THE TASK: Reproduce each line that includes the word "Prozent".

[Stored items from a collection]
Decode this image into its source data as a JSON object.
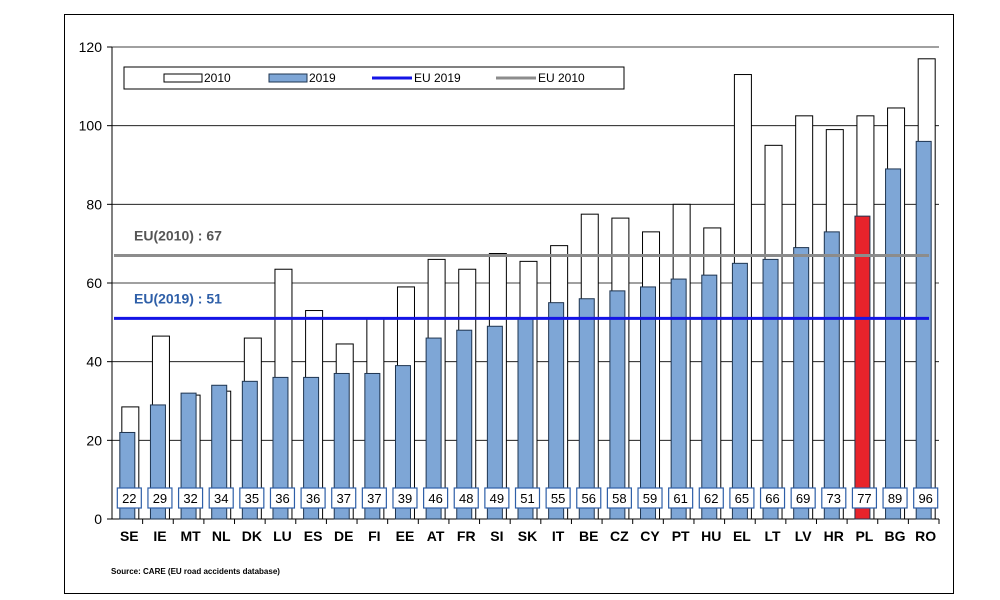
{
  "chart_data": {
    "type": "bar",
    "categories": [
      "SE",
      "IE",
      "MT",
      "NL",
      "DK",
      "LU",
      "ES",
      "DE",
      "FI",
      "EE",
      "AT",
      "FR",
      "SI",
      "SK",
      "IT",
      "BE",
      "CZ",
      "CY",
      "PT",
      "HU",
      "EL",
      "LT",
      "LV",
      "HR",
      "PL",
      "BG",
      "RO"
    ],
    "series": [
      {
        "name": "2010",
        "values": [
          28.5,
          46.5,
          31.5,
          32.5,
          46,
          63.5,
          53,
          44.5,
          51,
          59,
          66,
          63.5,
          67.5,
          65.5,
          69.5,
          77.5,
          76.5,
          73,
          80,
          74,
          113,
          95,
          102.5,
          99,
          102.5,
          104.5,
          117
        ],
        "color": "#ffffff"
      },
      {
        "name": "2019",
        "values": [
          22,
          29,
          32,
          34,
          35,
          36,
          36,
          37,
          37,
          39,
          46,
          48,
          49,
          51,
          55,
          56,
          58,
          59,
          61,
          62,
          65,
          66,
          69,
          73,
          77,
          89,
          96
        ],
        "color": "#7ea6d6"
      }
    ],
    "data_labels": [
      "22",
      "29",
      "32",
      "34",
      "35",
      "36",
      "36",
      "37",
      "37",
      "39",
      "46",
      "48",
      "49",
      "51",
      "55",
      "56",
      "58",
      "59",
      "61",
      "62",
      "65",
      "66",
      "69",
      "73",
      "77",
      "89",
      "96"
    ],
    "highlight_category": "PL",
    "highlight_color": "#e8232b",
    "reference_lines": [
      {
        "name": "EU 2019",
        "value": 51,
        "label": "EU(2019) : 51",
        "color": "#1414e6"
      },
      {
        "name": "EU 2010",
        "value": 67,
        "label": "EU(2010) : 67",
        "color": "#8c8c8c"
      }
    ],
    "legend": [
      "2010",
      "2019",
      "EU 2019",
      "EU 2010"
    ],
    "legend_position": "top-left",
    "ylim": [
      0,
      120
    ],
    "yticks": [
      0,
      20,
      40,
      60,
      80,
      100,
      120
    ],
    "grid": true,
    "title": "",
    "xlabel": "",
    "ylabel": "",
    "source": "Source: CARE (EU road accidents database)"
  }
}
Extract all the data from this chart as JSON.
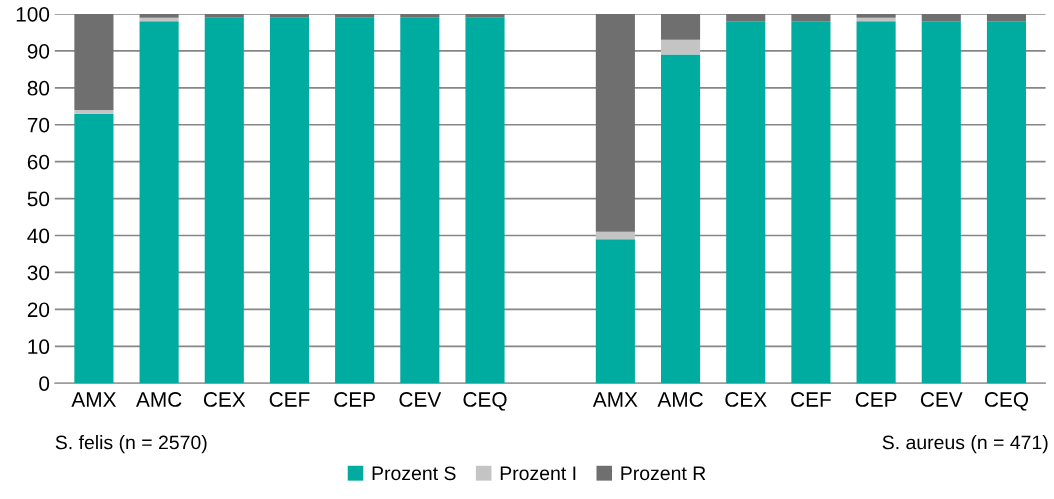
{
  "chart_data": {
    "type": "bar",
    "stacked": true,
    "categories": [
      "AMX",
      "AMC",
      "CEX",
      "CEF",
      "CEP",
      "CEV",
      "CEQ",
      null,
      "AMX",
      "AMC",
      "CEX",
      "CEF",
      "CEP",
      "CEV",
      "CEQ"
    ],
    "series": [
      {
        "name": "Prozent S",
        "color": "#00ab9f",
        "values": [
          73,
          98,
          99,
          99,
          99,
          99,
          99,
          null,
          39,
          89,
          98,
          98,
          98,
          98,
          98
        ]
      },
      {
        "name": "Prozent I",
        "color": "#c4c4c4",
        "values": [
          1,
          1,
          0,
          0,
          0,
          0,
          0,
          null,
          2,
          4,
          0,
          0,
          1,
          0,
          0
        ]
      },
      {
        "name": "Prozent R",
        "color": "#6f6f6f",
        "values": [
          26,
          1,
          1,
          1,
          1,
          1,
          1,
          null,
          59,
          7,
          2,
          2,
          1,
          2,
          2
        ]
      }
    ],
    "ylim": [
      0,
      100
    ],
    "yticks": [
      0,
      10,
      20,
      30,
      40,
      50,
      60,
      70,
      80,
      90,
      100
    ],
    "grid": "y",
    "legend": "bottom",
    "annotations": [
      "S. felis (n = 2570)",
      "S. aureus (n = 471)"
    ]
  }
}
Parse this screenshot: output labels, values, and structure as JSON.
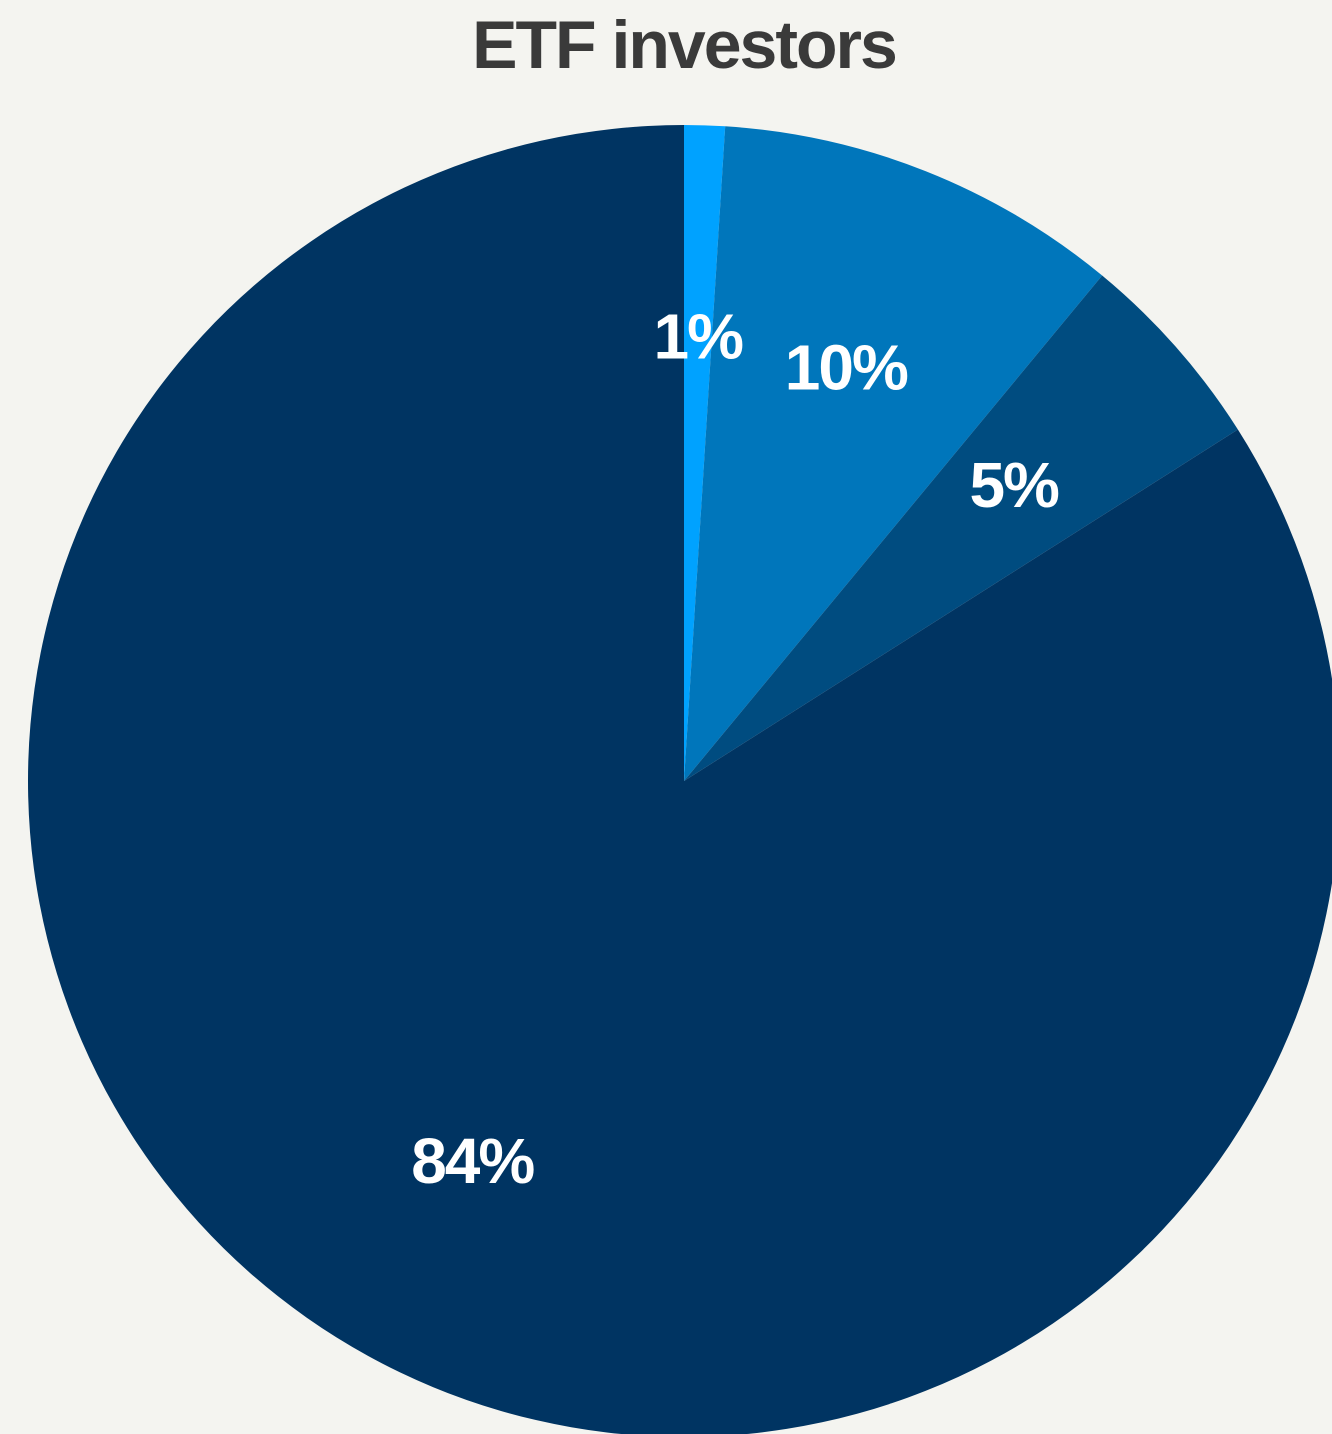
{
  "chart_data": {
    "type": "pie",
    "title": "ETF investors",
    "values": [
      1,
      10,
      5,
      84
    ],
    "value_labels": [
      "1%",
      "10%",
      "5%",
      "84%"
    ],
    "colors": [
      "#00a2ff",
      "#0076bb",
      "#004c80",
      "#003462"
    ]
  }
}
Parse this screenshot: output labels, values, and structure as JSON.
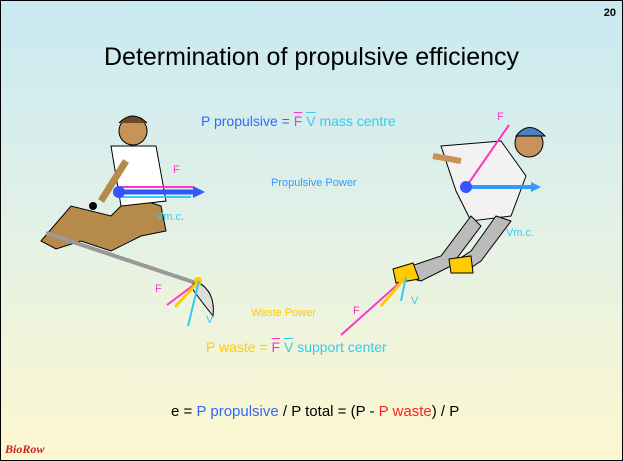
{
  "slide_number": "20",
  "title": "Determination of propulsive efficiency",
  "propulsive_formula": {
    "lhs": "P propulsive =",
    "force": "F",
    "velocity": "V",
    "rhs": "mass centre"
  },
  "propulsive_power_label": "Propulsive Power",
  "waste_power_label": "Waste Power",
  "waste_formula": {
    "lhs": "P waste =",
    "force": "F",
    "velocity": "V",
    "rhs": "support center"
  },
  "rower": {
    "force_label": "F",
    "velocity_label": "Vm.c.",
    "blade_force_label": "F",
    "blade_velocity_label": "V"
  },
  "runner": {
    "force_label": "F",
    "velocity_label": "Vm.c.",
    "foot_force_label": "F",
    "foot_velocity_label": "V"
  },
  "efficiency_formula": {
    "e": "e =",
    "p_propulsive": "P propulsive",
    "mid": "/ P total = (P -",
    "p_waste": "P waste",
    "end": ") / P"
  },
  "logo": "BioRow"
}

ANSWER TO THE TASK:
        "name": "Prozent S",
        "name": "Prozent I",
        "name": "Prozent R",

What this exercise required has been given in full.